* [To do] Below are some records. Pull every line that contains the word "Pijama".

* [Material provided]
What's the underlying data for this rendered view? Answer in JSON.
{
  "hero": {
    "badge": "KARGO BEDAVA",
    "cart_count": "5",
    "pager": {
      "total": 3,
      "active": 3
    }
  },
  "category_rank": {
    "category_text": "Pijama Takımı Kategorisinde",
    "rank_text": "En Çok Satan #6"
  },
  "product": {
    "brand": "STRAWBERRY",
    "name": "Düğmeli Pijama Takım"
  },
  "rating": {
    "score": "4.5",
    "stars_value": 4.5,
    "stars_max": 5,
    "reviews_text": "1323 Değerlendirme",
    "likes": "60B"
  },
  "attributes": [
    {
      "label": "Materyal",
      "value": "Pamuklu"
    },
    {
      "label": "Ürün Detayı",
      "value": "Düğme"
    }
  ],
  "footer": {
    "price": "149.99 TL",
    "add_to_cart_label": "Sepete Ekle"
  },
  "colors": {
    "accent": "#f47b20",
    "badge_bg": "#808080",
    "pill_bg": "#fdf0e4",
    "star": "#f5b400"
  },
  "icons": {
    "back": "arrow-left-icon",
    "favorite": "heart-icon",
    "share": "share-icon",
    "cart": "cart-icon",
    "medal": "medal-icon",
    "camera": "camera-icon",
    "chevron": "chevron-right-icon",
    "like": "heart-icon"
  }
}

* [Solution for this task]
    "category_text": "Pijama Takımı Kategorisinde",
    "name": "Düğmeli Pijama Takım"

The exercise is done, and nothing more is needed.